Information provided:
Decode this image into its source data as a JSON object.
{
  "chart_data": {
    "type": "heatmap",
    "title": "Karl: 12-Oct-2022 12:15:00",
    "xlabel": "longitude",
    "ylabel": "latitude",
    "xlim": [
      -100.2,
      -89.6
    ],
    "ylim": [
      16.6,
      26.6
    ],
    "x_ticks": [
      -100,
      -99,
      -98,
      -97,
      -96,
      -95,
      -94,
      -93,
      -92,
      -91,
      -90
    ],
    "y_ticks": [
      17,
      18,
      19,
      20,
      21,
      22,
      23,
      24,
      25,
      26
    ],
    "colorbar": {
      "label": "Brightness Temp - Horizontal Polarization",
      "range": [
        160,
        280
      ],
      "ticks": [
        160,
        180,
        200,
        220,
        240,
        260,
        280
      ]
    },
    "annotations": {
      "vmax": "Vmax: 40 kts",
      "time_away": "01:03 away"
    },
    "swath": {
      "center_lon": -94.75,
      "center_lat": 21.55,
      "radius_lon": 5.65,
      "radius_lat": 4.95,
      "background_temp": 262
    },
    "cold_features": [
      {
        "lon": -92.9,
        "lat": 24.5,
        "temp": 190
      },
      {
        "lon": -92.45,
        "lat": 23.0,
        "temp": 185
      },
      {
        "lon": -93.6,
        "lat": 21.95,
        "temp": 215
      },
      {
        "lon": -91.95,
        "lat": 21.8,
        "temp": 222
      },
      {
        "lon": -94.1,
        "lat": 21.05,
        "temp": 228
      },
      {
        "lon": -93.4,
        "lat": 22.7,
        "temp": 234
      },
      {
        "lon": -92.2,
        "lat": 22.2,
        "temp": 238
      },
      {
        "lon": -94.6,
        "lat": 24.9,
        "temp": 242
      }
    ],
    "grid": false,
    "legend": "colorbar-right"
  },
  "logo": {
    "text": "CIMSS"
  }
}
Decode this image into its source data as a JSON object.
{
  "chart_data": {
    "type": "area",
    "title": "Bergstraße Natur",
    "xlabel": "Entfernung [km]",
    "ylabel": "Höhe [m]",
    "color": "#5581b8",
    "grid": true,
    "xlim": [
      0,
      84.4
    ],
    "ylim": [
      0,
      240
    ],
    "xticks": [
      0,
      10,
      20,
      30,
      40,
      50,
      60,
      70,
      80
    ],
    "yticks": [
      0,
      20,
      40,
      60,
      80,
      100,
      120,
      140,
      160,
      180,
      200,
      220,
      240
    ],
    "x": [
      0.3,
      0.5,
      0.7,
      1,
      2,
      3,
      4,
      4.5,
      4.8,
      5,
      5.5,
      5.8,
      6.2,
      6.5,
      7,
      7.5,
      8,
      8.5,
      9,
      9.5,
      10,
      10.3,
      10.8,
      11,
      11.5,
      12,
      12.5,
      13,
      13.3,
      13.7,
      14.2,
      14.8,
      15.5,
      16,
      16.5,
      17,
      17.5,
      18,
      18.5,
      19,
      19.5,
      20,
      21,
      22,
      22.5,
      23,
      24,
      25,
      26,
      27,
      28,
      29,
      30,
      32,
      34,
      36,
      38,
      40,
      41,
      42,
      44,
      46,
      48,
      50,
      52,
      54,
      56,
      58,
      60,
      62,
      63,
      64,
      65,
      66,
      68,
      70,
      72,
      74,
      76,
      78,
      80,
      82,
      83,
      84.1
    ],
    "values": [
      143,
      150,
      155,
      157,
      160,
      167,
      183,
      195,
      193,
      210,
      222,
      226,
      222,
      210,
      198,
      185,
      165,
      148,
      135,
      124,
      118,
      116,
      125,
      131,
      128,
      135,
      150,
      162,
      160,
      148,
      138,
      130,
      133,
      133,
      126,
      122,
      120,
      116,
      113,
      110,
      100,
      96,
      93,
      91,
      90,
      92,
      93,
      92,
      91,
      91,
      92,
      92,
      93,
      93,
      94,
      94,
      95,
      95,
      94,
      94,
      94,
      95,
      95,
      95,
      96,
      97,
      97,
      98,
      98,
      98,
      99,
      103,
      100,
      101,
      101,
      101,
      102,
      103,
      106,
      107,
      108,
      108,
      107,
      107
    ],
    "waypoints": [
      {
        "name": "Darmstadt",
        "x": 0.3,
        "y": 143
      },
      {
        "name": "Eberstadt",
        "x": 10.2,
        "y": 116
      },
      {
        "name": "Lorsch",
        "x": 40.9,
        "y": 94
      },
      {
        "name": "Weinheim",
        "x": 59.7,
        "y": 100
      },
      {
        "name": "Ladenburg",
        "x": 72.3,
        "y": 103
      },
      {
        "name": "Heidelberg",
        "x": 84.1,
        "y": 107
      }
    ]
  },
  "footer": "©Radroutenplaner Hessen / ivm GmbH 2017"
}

Exercise requirements:
All the data must be duplicated exactly, with nothing added or removed.

Complete output:
Decode this image into its source data as a JSON object.
{
  "chart_data": {
    "type": "heatmap",
    "title": "Karl: 12-Oct-2022 12:15:00",
    "xlabel": "longitude",
    "ylabel": "latitude",
    "xlim": [
      -100.2,
      -89.6
    ],
    "ylim": [
      16.6,
      26.6
    ],
    "x_ticks": [
      -100,
      -99,
      -98,
      -97,
      -96,
      -95,
      -94,
      -93,
      -92,
      -91,
      -90
    ],
    "y_ticks": [
      17,
      18,
      19,
      20,
      21,
      22,
      23,
      24,
      25,
      26
    ],
    "colorbar": {
      "label": "Brightness Temp - Horizontal Polarization",
      "range": [
        160,
        280
      ],
      "ticks": [
        160,
        180,
        200,
        220,
        240,
        260,
        280
      ]
    },
    "annotations": {
      "vmax": "Vmax: 40 kts",
      "time_away": "01:03 away"
    },
    "swath": {
      "center_lon": -94.75,
      "center_lat": 21.55,
      "radius_lon": 5.65,
      "radius_lat": 4.95,
      "background_temp": 262
    },
    "cold_features": [
      {
        "lon": -92.9,
        "lat": 24.5,
        "temp": 190
      },
      {
        "lon": -92.45,
        "lat": 23.0,
        "temp": 185
      },
      {
        "lon": -93.6,
        "lat": 21.95,
        "temp": 215
      },
      {
        "lon": -91.95,
        "lat": 21.8,
        "temp": 222
      },
      {
        "lon": -94.1,
        "lat": 21.05,
        "temp": 228
      },
      {
        "lon": -93.4,
        "lat": 22.7,
        "temp": 234
      },
      {
        "lon": -92.2,
        "lat": 22.2,
        "temp": 238
      },
      {
        "lon": -94.6,
        "lat": 24.9,
        "temp": 242
      }
    ],
    "grid": false,
    "legend": "colorbar-right"
  },
  "logo": {
    "text": "CIMSS"
  }
}
Decode this image into its source data as a JSON object.
{
  "chart_data": {
    "type": "area",
    "title": "Bergstraße Natur",
    "xlabel": "Entfernung [km]",
    "ylabel": "Höhe [m]",
    "color": "#5581b8",
    "grid": true,
    "xlim": [
      0,
      84.4
    ],
    "ylim": [
      0,
      240
    ],
    "xticks": [
      0,
      10,
      20,
      30,
      40,
      50,
      60,
      70,
      80
    ],
    "yticks": [
      0,
      20,
      40,
      60,
      80,
      100,
      120,
      140,
      160,
      180,
      200,
      220,
      240
    ],
    "x": [
      0.3,
      0.5,
      0.7,
      1,
      2,
      3,
      4,
      4.5,
      4.8,
      5,
      5.5,
      5.8,
      6.2,
      6.5,
      7,
      7.5,
      8,
      8.5,
      9,
      9.5,
      10,
      10.3,
      10.8,
      11,
      11.5,
      12,
      12.5,
      13,
      13.3,
      13.7,
      14.2,
      14.8,
      15.5,
      16,
      16.5,
      17,
      17.5,
      18,
      18.5,
      19,
      19.5,
      20,
      21,
      22,
      22.5,
      23,
      24,
      25,
      26,
      27,
      28,
      29,
      30,
      32,
      34,
      36,
      38,
      40,
      41,
      42,
      44,
      46,
      48,
      50,
      52,
      54,
      56,
      58,
      60,
      62,
      63,
      64,
      65,
      66,
      68,
      70,
      72,
      74,
      76,
      78,
      80,
      82,
      83,
      84.1
    ],
    "values": [
      143,
      150,
      155,
      157,
      160,
      167,
      183,
      195,
      193,
      210,
      222,
      226,
      222,
      210,
      198,
      185,
      165,
      148,
      135,
      124,
      118,
      116,
      125,
      131,
      128,
      135,
      150,
      162,
      160,
      148,
      138,
      130,
      133,
      133,
      126,
      122,
      120,
      116,
      113,
      110,
      100,
      96,
      93,
      91,
      90,
      92,
      93,
      92,
      91,
      91,
      92,
      92,
      93,
      93,
      94,
      94,
      95,
      95,
      94,
      94,
      94,
      95,
      95,
      95,
      96,
      97,
      97,
      98,
      98,
      98,
      99,
      103,
      100,
      101,
      101,
      101,
      102,
      103,
      106,
      107,
      108,
      108,
      107,
      107
    ],
    "waypoints": [
      {
        "name": "Darmstadt",
        "x": 0.3,
        "y": 143
      },
      {
        "name": "Eberstadt",
        "x": 10.2,
        "y": 116
      },
      {
        "name": "Lorsch",
        "x": 40.9,
        "y": 94
      },
      {
        "name": "Weinheim",
        "x": 59.7,
        "y": 100
      },
      {
        "name": "Ladenburg",
        "x": 72.3,
        "y": 103
      },
      {
        "name": "Heidelberg",
        "x": 84.1,
        "y": 107
      }
    ]
  },
  "footer": "©Radroutenplaner Hessen / ivm GmbH 2017"
}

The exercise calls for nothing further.